*SUPPLIED RECORDS*
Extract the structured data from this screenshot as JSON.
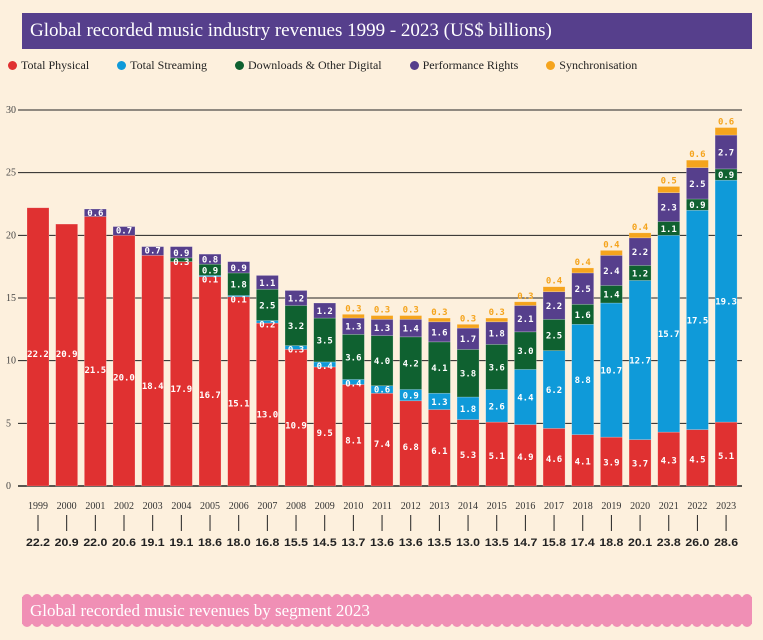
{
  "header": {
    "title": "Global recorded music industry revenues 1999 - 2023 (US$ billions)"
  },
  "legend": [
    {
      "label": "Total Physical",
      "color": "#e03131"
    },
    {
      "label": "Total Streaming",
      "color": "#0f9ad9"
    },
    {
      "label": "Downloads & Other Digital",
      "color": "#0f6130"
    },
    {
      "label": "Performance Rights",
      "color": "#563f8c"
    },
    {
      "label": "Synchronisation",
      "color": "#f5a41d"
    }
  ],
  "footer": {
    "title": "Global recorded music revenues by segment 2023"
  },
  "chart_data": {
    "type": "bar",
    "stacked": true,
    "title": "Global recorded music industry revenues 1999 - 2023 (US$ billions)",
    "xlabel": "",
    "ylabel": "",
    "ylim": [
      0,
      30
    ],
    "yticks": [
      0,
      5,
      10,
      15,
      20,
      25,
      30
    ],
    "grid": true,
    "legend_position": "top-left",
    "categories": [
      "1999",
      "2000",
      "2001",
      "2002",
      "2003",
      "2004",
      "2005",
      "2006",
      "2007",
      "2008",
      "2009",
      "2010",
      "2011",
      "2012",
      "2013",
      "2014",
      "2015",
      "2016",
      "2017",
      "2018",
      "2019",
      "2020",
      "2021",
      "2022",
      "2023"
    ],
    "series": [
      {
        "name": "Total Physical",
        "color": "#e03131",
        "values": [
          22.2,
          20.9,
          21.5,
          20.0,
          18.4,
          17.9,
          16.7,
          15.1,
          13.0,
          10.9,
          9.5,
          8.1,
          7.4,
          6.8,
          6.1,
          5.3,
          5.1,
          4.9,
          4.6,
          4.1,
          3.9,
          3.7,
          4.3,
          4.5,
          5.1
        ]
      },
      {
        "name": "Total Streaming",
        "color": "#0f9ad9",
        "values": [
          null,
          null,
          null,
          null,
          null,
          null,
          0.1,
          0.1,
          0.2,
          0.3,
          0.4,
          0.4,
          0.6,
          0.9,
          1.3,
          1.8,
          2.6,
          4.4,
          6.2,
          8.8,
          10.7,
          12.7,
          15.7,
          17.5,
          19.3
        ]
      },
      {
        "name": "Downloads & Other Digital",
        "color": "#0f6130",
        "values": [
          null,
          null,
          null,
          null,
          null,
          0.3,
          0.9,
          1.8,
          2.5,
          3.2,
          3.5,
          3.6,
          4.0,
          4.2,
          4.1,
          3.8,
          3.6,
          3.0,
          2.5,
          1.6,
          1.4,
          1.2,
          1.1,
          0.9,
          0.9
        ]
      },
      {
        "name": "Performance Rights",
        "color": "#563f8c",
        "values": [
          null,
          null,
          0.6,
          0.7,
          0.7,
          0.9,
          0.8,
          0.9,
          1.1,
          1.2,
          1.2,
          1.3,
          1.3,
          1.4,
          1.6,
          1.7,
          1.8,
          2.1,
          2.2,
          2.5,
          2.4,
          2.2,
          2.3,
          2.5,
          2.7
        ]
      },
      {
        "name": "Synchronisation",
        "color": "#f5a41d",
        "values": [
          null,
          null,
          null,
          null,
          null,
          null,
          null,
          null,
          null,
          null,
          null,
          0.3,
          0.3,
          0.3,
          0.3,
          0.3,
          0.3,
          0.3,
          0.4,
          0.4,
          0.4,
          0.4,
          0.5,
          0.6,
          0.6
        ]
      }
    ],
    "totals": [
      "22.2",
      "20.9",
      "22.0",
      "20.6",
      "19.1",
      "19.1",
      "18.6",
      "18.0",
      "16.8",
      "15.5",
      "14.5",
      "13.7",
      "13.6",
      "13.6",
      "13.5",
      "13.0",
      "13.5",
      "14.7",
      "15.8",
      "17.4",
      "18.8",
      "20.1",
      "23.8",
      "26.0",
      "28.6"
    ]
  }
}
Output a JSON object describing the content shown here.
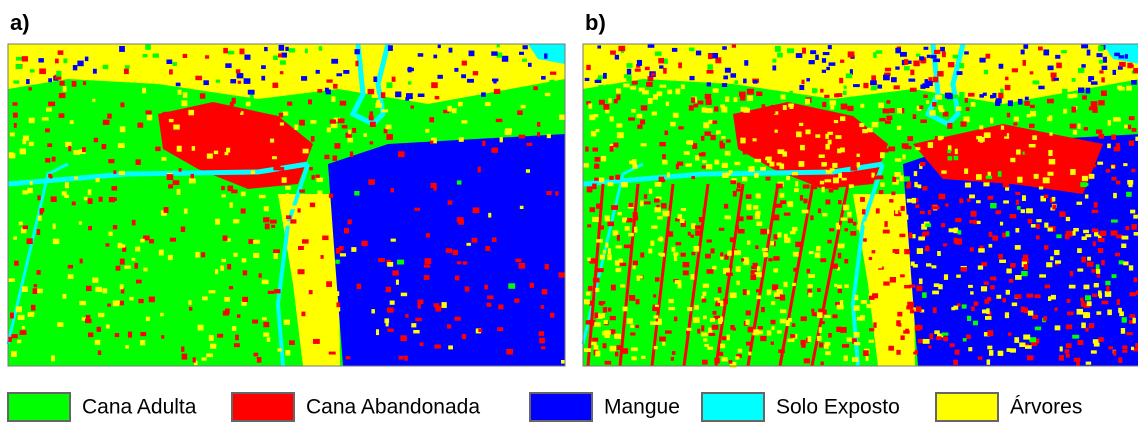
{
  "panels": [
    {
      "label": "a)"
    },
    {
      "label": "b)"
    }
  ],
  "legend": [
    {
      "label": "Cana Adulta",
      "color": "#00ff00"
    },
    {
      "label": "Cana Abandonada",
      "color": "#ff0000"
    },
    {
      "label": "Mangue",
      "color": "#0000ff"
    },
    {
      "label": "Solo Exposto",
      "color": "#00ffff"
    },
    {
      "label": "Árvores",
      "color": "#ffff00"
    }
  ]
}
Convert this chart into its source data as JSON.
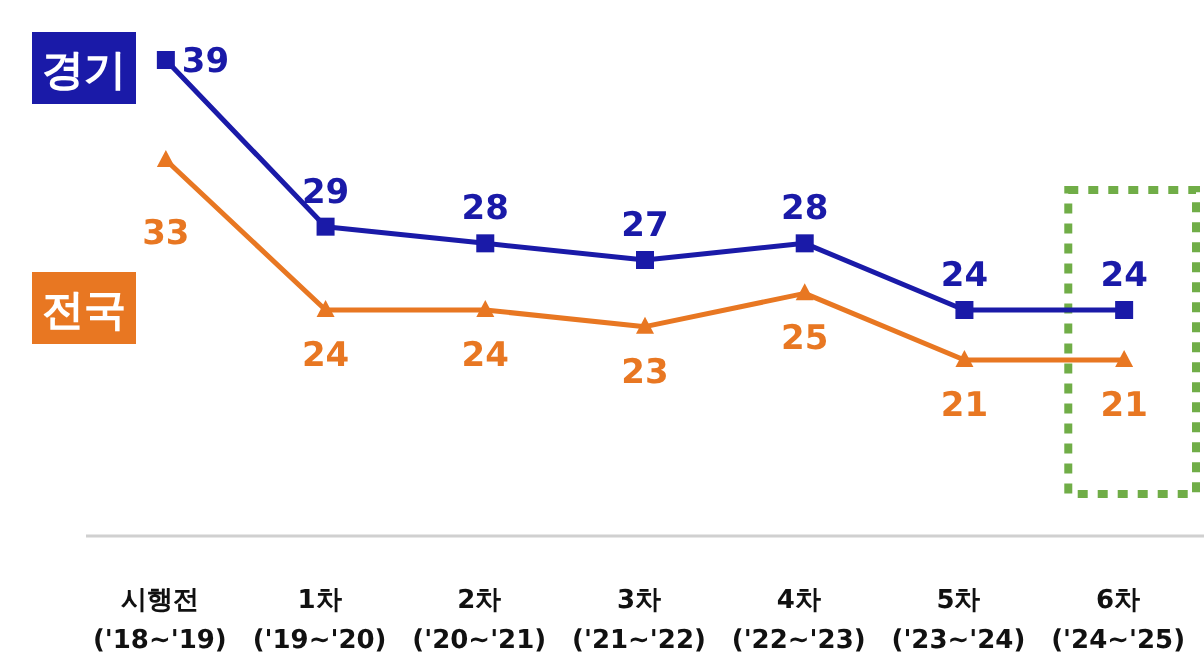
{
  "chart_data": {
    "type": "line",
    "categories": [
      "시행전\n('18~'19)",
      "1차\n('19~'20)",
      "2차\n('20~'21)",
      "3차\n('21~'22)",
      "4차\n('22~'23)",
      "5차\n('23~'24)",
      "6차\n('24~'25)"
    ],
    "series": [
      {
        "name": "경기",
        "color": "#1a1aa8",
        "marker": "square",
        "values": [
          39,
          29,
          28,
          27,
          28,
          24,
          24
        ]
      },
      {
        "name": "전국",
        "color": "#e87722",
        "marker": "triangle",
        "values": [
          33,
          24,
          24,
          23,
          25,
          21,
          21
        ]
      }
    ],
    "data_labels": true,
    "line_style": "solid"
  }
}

*PROMPT*
Copy every line of the data exactly as written, excluding the pictures.

*FULL ANSWER*
Extract the structured data from this screenshot as JSON.
{
  "header": {
    "title": "Global recorded music industry revenues 1999 - 2023 (US$ billions)"
  },
  "legend": [
    {
      "label": "Total Physical",
      "color": "#e03131"
    },
    {
      "label": "Total Streaming",
      "color": "#0f9ad9"
    },
    {
      "label": "Downloads & Other Digital",
      "color": "#0f6130"
    },
    {
      "label": "Performance Rights",
      "color": "#563f8c"
    },
    {
      "label": "Synchronisation",
      "color": "#f5a41d"
    }
  ],
  "footer": {
    "title": "Global recorded music revenues by segment 2023"
  },
  "chart_data": {
    "type": "bar",
    "stacked": true,
    "title": "Global recorded music industry revenues 1999 - 2023 (US$ billions)",
    "xlabel": "",
    "ylabel": "",
    "ylim": [
      0,
      30
    ],
    "yticks": [
      0,
      5,
      10,
      15,
      20,
      25,
      30
    ],
    "grid": true,
    "legend_position": "top-left",
    "categories": [
      "1999",
      "2000",
      "2001",
      "2002",
      "2003",
      "2004",
      "2005",
      "2006",
      "2007",
      "2008",
      "2009",
      "2010",
      "2011",
      "2012",
      "2013",
      "2014",
      "2015",
      "2016",
      "2017",
      "2018",
      "2019",
      "2020",
      "2021",
      "2022",
      "2023"
    ],
    "series": [
      {
        "name": "Total Physical",
        "color": "#e03131",
        "values": [
          22.2,
          20.9,
          21.5,
          20.0,
          18.4,
          17.9,
          16.7,
          15.1,
          13.0,
          10.9,
          9.5,
          8.1,
          7.4,
          6.8,
          6.1,
          5.3,
          5.1,
          4.9,
          4.6,
          4.1,
          3.9,
          3.7,
          4.3,
          4.5,
          5.1
        ]
      },
      {
        "name": "Total Streaming",
        "color": "#0f9ad9",
        "values": [
          null,
          null,
          null,
          null,
          null,
          null,
          0.1,
          0.1,
          0.2,
          0.3,
          0.4,
          0.4,
          0.6,
          0.9,
          1.3,
          1.8,
          2.6,
          4.4,
          6.2,
          8.8,
          10.7,
          12.7,
          15.7,
          17.5,
          19.3
        ]
      },
      {
        "name": "Downloads & Other Digital",
        "color": "#0f6130",
        "values": [
          null,
          null,
          null,
          null,
          null,
          0.3,
          0.9,
          1.8,
          2.5,
          3.2,
          3.5,
          3.6,
          4.0,
          4.2,
          4.1,
          3.8,
          3.6,
          3.0,
          2.5,
          1.6,
          1.4,
          1.2,
          1.1,
          0.9,
          0.9
        ]
      },
      {
        "name": "Performance Rights",
        "color": "#563f8c",
        "values": [
          null,
          null,
          0.6,
          0.7,
          0.7,
          0.9,
          0.8,
          0.9,
          1.1,
          1.2,
          1.2,
          1.3,
          1.3,
          1.4,
          1.6,
          1.7,
          1.8,
          2.1,
          2.2,
          2.5,
          2.4,
          2.2,
          2.3,
          2.5,
          2.7
        ]
      },
      {
        "name": "Synchronisation",
        "color": "#f5a41d",
        "values": [
          null,
          null,
          null,
          null,
          null,
          null,
          null,
          null,
          null,
          null,
          null,
          0.3,
          0.3,
          0.3,
          0.3,
          0.3,
          0.3,
          0.3,
          0.4,
          0.4,
          0.4,
          0.4,
          0.5,
          0.6,
          0.6
        ]
      }
    ],
    "totals": [
      "22.2",
      "20.9",
      "22.0",
      "20.6",
      "19.1",
      "19.1",
      "18.6",
      "18.0",
      "16.8",
      "15.5",
      "14.5",
      "13.7",
      "13.6",
      "13.6",
      "13.5",
      "13.0",
      "13.5",
      "14.7",
      "15.8",
      "17.4",
      "18.8",
      "20.1",
      "23.8",
      "26.0",
      "28.6"
    ]
  }
}
Output a JSON object describing the content shown here.
{
  "panels": [
    {
      "label": "a)"
    },
    {
      "label": "b)"
    }
  ],
  "legend": [
    {
      "label": "Cana Adulta",
      "color": "#00ff00"
    },
    {
      "label": "Cana Abandonada",
      "color": "#ff0000"
    },
    {
      "label": "Mangue",
      "color": "#0000ff"
    },
    {
      "label": "Solo Exposto",
      "color": "#00ffff"
    },
    {
      "label": "Árvores",
      "color": "#ffff00"
    }
  ]
}
Convert this chart into its source data as JSON.
{
  "chart_data": {
    "type": "line",
    "categories": [
      "시행전\n('18~'19)",
      "1차\n('19~'20)",
      "2차\n('20~'21)",
      "3차\n('21~'22)",
      "4차\n('22~'23)",
      "5차\n('23~'24)",
      "6차\n('24~'25)"
    ],
    "series": [
      {
        "name": "경기",
        "color": "#1a1aa8",
        "marker": "square",
        "values": [
          39,
          29,
          28,
          27,
          28,
          24,
          24
        ]
      },
      {
        "name": "전국",
        "color": "#e87722",
        "marker": "triangle",
        "values": [
          33,
          24,
          24,
          23,
          25,
          21,
          21
        ]
      }
    ],
    "data_labels": true,
    "line_style": "solid"
  }
}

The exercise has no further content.